- _Exercise description_
Check each line of the material below for "kisi", then copy the ones that contain it.

- _Exercise data_
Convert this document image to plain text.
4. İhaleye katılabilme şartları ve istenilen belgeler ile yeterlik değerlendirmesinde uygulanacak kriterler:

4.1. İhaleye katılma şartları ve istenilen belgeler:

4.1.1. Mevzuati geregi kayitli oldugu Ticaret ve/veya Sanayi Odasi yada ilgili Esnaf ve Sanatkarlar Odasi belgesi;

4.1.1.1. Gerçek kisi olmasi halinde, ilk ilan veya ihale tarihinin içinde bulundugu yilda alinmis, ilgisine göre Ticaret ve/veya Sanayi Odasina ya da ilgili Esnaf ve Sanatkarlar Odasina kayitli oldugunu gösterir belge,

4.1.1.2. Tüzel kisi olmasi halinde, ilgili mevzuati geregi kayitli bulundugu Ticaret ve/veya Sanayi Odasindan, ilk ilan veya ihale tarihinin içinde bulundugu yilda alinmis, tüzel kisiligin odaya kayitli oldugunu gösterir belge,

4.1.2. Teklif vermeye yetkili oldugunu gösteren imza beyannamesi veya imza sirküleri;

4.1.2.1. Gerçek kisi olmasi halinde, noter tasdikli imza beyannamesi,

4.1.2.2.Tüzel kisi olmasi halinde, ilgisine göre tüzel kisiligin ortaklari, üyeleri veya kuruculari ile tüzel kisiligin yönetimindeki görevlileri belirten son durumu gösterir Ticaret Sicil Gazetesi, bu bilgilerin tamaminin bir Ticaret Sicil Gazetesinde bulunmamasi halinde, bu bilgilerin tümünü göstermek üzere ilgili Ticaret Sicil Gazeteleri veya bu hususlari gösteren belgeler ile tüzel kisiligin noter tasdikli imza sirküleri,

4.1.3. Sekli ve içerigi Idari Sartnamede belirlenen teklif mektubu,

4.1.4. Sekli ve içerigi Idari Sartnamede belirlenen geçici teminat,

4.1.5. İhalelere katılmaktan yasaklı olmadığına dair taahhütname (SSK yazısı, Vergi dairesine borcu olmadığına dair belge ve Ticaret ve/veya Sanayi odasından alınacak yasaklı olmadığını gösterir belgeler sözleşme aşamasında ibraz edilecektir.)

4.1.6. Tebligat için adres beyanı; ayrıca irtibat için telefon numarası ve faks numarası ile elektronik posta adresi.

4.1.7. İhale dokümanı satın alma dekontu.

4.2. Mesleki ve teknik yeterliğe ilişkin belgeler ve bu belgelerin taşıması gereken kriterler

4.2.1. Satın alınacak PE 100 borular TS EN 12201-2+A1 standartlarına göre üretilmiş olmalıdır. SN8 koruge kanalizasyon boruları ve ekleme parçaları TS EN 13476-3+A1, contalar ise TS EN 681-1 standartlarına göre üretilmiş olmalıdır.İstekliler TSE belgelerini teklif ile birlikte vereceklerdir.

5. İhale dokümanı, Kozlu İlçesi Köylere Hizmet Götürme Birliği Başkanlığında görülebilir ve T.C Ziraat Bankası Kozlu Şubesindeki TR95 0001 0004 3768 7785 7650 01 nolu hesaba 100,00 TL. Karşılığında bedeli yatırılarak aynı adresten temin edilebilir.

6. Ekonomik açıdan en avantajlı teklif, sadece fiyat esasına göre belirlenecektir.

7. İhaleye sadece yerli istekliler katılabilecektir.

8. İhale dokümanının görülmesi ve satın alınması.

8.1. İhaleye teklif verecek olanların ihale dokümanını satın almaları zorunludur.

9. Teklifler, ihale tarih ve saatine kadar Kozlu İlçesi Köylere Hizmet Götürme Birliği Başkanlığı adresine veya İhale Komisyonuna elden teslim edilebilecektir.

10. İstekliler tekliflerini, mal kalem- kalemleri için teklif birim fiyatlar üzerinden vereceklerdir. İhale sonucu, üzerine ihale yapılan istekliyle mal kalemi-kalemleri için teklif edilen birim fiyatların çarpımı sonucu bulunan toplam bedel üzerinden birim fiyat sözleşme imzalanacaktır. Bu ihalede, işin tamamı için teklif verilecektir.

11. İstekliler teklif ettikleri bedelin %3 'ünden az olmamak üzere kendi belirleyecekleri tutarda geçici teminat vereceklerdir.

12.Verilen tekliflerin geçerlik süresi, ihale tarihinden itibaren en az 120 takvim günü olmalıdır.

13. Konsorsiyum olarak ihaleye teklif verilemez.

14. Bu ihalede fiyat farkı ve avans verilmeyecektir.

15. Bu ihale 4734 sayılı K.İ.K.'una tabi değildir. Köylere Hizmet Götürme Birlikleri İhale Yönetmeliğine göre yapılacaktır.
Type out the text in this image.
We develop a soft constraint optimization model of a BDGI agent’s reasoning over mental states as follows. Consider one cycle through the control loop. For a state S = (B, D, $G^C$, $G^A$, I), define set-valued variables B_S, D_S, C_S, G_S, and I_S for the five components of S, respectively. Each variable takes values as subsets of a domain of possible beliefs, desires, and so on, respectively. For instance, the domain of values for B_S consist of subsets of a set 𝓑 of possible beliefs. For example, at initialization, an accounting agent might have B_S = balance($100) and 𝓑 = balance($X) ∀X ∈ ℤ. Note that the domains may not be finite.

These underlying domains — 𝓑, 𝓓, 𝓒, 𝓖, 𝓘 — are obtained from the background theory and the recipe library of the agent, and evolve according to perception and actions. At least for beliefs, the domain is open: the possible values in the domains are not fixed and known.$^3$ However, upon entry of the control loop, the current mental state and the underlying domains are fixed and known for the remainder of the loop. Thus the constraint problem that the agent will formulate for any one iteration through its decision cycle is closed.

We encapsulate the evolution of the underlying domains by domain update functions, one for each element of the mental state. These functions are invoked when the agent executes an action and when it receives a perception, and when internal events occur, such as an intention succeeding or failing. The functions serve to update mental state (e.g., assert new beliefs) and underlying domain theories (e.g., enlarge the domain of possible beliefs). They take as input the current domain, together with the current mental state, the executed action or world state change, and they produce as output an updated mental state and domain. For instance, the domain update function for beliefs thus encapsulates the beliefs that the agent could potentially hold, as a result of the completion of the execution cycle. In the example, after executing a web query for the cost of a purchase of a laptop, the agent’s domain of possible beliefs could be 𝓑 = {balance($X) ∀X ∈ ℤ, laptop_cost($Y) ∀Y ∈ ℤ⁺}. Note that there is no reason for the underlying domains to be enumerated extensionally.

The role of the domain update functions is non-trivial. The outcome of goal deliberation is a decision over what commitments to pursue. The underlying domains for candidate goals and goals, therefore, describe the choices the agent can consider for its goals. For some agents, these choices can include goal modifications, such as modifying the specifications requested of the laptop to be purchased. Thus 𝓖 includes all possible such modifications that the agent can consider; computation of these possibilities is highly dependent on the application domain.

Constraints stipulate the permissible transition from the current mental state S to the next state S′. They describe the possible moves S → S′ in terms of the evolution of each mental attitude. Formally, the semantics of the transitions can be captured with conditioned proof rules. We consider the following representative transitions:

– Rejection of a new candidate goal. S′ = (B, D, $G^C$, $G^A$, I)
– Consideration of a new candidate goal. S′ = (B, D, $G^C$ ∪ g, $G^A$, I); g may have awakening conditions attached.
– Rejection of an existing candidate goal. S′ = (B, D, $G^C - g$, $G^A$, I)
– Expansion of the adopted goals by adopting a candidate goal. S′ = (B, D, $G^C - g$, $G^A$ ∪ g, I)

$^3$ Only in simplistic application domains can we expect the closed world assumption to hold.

- _Exercise output_
4.1.1.1. Gerçek kisi olmasi halinde, ilk ilan veya ihale tarihinin içinde bulundugu yilda alinmis, ilgisine göre Ticaret ve/veya Sanayi Odasina ya da ilgili Esnaf ve Sanatkarlar Odasina kayitli oldugunu gösterir belge,
4.1.1.2. Tüzel kisi olmasi halinde, ilgili mevzuati geregi kayitli bulundugu Ticaret ve/veya Sanayi Odasindan, ilk ilan veya ihale tarihinin içinde bulundugu yilda alinmis, tüzel kisiligin odaya kayitli oldugunu gösterir belge,
4.1.2.1. Gerçek kisi olmasi halinde, noter tasdikli imza beyannamesi,
4.1.2.2.Tüzel kisi olmasi halinde, ilgisine göre tüzel kisiligin ortaklari, üyeleri veya kuruculari ile tüzel kisiligin yönetimindeki görevlileri belirten son durumu gösterir Ticaret Sicil Gazetesi, bu bilgilerin tamaminin bir Ticaret Sicil Gazetesinde bulunmamasi halinde, bu bilgilerin tümünü göstermek üzere ilgili Ticaret Sicil Gazeteleri veya bu hususlari gösteren belgeler ile tüzel kisiligin noter tasdikli imza sirküleri,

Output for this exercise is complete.